[Extracted data entries]
★ ★ ★ ★ ★

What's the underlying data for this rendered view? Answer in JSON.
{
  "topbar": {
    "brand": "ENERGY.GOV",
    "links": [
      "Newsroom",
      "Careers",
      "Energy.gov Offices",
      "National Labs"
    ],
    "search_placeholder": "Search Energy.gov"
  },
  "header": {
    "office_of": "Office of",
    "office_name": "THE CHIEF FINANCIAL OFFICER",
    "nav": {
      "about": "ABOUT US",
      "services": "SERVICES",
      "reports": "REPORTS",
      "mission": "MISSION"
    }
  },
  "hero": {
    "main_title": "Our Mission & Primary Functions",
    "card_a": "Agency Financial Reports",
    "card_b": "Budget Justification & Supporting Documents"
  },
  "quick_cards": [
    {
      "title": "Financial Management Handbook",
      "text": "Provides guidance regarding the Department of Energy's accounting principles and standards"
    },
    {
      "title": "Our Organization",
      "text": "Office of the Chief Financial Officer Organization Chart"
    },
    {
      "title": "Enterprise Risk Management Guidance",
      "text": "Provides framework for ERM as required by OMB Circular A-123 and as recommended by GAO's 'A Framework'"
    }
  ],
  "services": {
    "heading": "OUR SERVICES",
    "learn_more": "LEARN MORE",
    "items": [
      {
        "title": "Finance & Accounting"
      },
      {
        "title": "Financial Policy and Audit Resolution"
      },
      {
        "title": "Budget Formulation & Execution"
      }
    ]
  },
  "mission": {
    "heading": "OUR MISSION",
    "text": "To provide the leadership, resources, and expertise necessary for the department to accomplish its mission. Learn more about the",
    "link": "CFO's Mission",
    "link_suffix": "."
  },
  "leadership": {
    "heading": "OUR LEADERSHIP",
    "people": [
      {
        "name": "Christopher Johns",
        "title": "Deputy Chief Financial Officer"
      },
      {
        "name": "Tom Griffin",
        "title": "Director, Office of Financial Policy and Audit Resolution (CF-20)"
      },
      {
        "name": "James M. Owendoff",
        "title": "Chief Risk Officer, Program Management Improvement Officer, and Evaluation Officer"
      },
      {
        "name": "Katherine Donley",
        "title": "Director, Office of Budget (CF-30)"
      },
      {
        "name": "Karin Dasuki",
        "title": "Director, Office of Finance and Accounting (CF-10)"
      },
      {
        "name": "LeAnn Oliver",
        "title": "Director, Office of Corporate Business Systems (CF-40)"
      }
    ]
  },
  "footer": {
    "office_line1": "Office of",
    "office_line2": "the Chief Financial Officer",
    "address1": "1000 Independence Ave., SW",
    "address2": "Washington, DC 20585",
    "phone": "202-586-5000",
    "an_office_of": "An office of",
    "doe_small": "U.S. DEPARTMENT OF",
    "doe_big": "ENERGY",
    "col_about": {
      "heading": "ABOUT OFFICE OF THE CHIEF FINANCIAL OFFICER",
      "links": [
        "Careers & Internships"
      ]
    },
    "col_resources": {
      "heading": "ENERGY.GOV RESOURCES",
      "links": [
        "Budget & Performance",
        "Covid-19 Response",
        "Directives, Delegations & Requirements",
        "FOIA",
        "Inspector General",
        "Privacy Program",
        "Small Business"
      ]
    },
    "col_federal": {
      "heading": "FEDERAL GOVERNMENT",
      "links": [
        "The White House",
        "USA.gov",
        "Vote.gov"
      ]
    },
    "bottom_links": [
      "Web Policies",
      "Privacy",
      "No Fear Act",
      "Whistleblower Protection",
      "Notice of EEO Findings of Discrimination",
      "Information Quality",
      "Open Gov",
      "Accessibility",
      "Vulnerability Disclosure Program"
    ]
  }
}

★ ★ ★ ★ ★

_What to produce:_ All of the data must be returned exactly.

_Solution:_
What's the underlying data for this rendered view? Answer in JSON.
{
  "topbar": {
    "brand": "ENERGY.GOV",
    "links": [
      "Newsroom",
      "Careers",
      "Energy.gov Offices",
      "National Labs"
    ],
    "search_placeholder": "Search Energy.gov"
  },
  "header": {
    "office_of": "Office of",
    "office_name": "THE CHIEF FINANCIAL OFFICER",
    "nav": {
      "about": "ABOUT US",
      "services": "SERVICES",
      "reports": "REPORTS",
      "mission": "MISSION"
    }
  },
  "hero": {
    "main_title": "Our Mission & Primary Functions",
    "card_a": "Agency Financial Reports",
    "card_b": "Budget Justification & Supporting Documents"
  },
  "quick_cards": [
    {
      "title": "Financial Management Handbook",
      "text": "Provides guidance regarding the Department of Energy's accounting principles and standards"
    },
    {
      "title": "Our Organization",
      "text": "Office of the Chief Financial Officer Organization Chart"
    },
    {
      "title": "Enterprise Risk Management Guidance",
      "text": "Provides framework for ERM as required by OMB Circular A-123 and as recommended by GAO's 'A Framework'"
    }
  ],
  "services": {
    "heading": "OUR SERVICES",
    "learn_more": "LEARN MORE",
    "items": [
      {
        "title": "Finance & Accounting"
      },
      {
        "title": "Financial Policy and Audit Resolution"
      },
      {
        "title": "Budget Formulation & Execution"
      }
    ]
  },
  "mission": {
    "heading": "OUR MISSION",
    "text": "To provide the leadership, resources, and expertise necessary for the department to accomplish its mission. Learn more about the",
    "link": "CFO's Mission",
    "link_suffix": "."
  },
  "leadership": {
    "heading": "OUR LEADERSHIP",
    "people": [
      {
        "name": "Christopher Johns",
        "title": "Deputy Chief Financial Officer"
      },
      {
        "name": "Tom Griffin",
        "title": "Director, Office of Financial Policy and Audit Resolution (CF-20)"
      },
      {
        "name": "James M. Owendoff",
        "title": "Chief Risk Officer, Program Management Improvement Officer, and Evaluation Officer"
      },
      {
        "name": "Katherine Donley",
        "title": "Director, Office of Budget (CF-30)"
      },
      {
        "name": "Karin Dasuki",
        "title": "Director, Office of Finance and Accounting (CF-10)"
      },
      {
        "name": "LeAnn Oliver",
        "title": "Director, Office of Corporate Business Systems (CF-40)"
      }
    ]
  },
  "footer": {
    "office_line1": "Office of",
    "office_line2": "the Chief Financial Officer",
    "address1": "1000 Independence Ave., SW",
    "address2": "Washington, DC 20585",
    "phone": "202-586-5000",
    "an_office_of": "An office of",
    "doe_small": "U.S. DEPARTMENT OF",
    "doe_big": "ENERGY",
    "col_about": {
      "heading": "ABOUT OFFICE OF THE CHIEF FINANCIAL OFFICER",
      "links": [
        "Careers & Internships"
      ]
    },
    "col_resources": {
      "heading": "ENERGY.GOV RESOURCES",
      "links": [
        "Budget & Performance",
        "Covid-19 Response",
        "Directives, Delegations & Requirements",
        "FOIA",
        "Inspector General",
        "Privacy Program",
        "Small Business"
      ]
    },
    "col_federal": {
      "heading": "FEDERAL GOVERNMENT",
      "links": [
        "The White House",
        "USA.gov",
        "Vote.gov"
      ]
    },
    "bottom_links": [
      "Web Policies",
      "Privacy",
      "No Fear Act",
      "Whistleblower Protection",
      "Notice of EEO Findings of Discrimination",
      "Information Quality",
      "Open Gov",
      "Accessibility",
      "Vulnerability Disclosure Program"
    ]
  }
}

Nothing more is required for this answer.